— START OF DATA SUPPLIED —
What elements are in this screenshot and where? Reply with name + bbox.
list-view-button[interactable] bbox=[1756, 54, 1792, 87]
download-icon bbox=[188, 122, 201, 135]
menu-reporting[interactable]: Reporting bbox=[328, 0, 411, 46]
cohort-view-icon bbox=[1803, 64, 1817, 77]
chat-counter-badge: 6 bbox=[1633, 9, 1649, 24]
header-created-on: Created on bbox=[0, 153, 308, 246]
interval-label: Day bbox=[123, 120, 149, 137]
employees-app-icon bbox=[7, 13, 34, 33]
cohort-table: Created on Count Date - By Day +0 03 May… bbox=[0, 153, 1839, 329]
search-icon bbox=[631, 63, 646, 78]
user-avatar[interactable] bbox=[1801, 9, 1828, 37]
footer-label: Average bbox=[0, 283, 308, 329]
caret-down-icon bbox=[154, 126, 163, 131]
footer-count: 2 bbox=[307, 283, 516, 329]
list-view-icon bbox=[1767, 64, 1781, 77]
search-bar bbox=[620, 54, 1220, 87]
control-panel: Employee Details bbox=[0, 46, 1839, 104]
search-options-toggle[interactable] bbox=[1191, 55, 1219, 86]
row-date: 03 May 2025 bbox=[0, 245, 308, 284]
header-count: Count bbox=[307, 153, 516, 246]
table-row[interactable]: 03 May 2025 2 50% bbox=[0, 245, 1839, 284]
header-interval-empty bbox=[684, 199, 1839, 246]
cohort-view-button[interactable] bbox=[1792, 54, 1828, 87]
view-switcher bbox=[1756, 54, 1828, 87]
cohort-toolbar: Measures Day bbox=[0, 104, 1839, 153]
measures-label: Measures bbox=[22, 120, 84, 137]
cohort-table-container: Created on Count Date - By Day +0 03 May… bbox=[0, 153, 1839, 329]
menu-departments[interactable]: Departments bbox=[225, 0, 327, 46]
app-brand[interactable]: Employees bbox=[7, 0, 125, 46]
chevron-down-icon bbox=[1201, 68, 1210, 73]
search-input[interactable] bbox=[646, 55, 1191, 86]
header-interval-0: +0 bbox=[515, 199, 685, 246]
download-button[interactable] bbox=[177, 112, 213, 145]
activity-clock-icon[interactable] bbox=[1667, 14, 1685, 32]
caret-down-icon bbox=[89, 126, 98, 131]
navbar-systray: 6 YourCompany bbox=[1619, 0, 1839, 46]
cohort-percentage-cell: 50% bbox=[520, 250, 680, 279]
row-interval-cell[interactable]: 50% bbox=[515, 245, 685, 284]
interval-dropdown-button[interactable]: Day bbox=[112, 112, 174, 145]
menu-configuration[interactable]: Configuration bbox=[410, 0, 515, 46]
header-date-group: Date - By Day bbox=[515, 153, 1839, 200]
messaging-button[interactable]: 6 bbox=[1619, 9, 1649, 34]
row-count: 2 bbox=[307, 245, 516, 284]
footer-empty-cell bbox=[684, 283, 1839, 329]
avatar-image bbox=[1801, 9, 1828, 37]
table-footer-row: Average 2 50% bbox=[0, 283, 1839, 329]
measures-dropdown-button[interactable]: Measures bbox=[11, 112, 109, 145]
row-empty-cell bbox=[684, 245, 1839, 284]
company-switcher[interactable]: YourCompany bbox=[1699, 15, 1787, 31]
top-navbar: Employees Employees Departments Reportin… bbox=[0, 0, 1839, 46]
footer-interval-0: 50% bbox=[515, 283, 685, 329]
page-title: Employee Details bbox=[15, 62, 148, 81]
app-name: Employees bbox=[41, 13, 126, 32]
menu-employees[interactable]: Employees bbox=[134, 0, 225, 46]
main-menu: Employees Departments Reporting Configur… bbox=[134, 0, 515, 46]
— END OF DATA SUPPLIED —
■ **TASK DETAILS**
Return the data unchanged, starting at the first line and ending at the line that contains "112, 174, 145]", with both of those lines included.

■ **RESULT OF THE TASK**
What elements are in this screenshot and where? Reply with name + bbox.
list-view-button[interactable] bbox=[1756, 54, 1792, 87]
download-icon bbox=[188, 122, 201, 135]
menu-reporting[interactable]: Reporting bbox=[328, 0, 411, 46]
cohort-view-icon bbox=[1803, 64, 1817, 77]
chat-counter-badge: 6 bbox=[1633, 9, 1649, 24]
header-created-on: Created on bbox=[0, 153, 308, 246]
interval-label: Day bbox=[123, 120, 149, 137]
employees-app-icon bbox=[7, 13, 34, 33]
cohort-table: Created on Count Date - By Day +0 03 May… bbox=[0, 153, 1839, 329]
search-icon bbox=[631, 63, 646, 78]
user-avatar[interactable] bbox=[1801, 9, 1828, 37]
footer-label: Average bbox=[0, 283, 308, 329]
caret-down-icon bbox=[154, 126, 163, 131]
footer-count: 2 bbox=[307, 283, 516, 329]
list-view-icon bbox=[1767, 64, 1781, 77]
search-bar bbox=[620, 54, 1220, 87]
control-panel: Employee Details bbox=[0, 46, 1839, 104]
search-options-toggle[interactable] bbox=[1191, 55, 1219, 86]
row-date: 03 May 2025 bbox=[0, 245, 308, 284]
header-count: Count bbox=[307, 153, 516, 246]
table-row[interactable]: 03 May 2025 2 50% bbox=[0, 245, 1839, 284]
header-interval-empty bbox=[684, 199, 1839, 246]
cohort-view-button[interactable] bbox=[1792, 54, 1828, 87]
view-switcher bbox=[1756, 54, 1828, 87]
cohort-toolbar: Measures Day bbox=[0, 104, 1839, 153]
measures-label: Measures bbox=[22, 120, 84, 137]
cohort-table-container: Created on Count Date - By Day +0 03 May… bbox=[0, 153, 1839, 329]
menu-departments[interactable]: Departments bbox=[225, 0, 327, 46]
app-brand[interactable]: Employees bbox=[7, 0, 125, 46]
chevron-down-icon bbox=[1201, 68, 1210, 73]
search-input[interactable] bbox=[646, 55, 1191, 86]
header-interval-0: +0 bbox=[515, 199, 685, 246]
download-button[interactable] bbox=[177, 112, 213, 145]
activity-clock-icon[interactable] bbox=[1667, 14, 1685, 32]
caret-down-icon bbox=[89, 126, 98, 131]
navbar-systray: 6 YourCompany bbox=[1619, 0, 1839, 46]
cohort-percentage-cell: 50% bbox=[520, 250, 680, 279]
row-interval-cell[interactable]: 50% bbox=[515, 245, 685, 284]
interval-dropdown-button[interactable]: Day bbox=[112, 112, 174, 145]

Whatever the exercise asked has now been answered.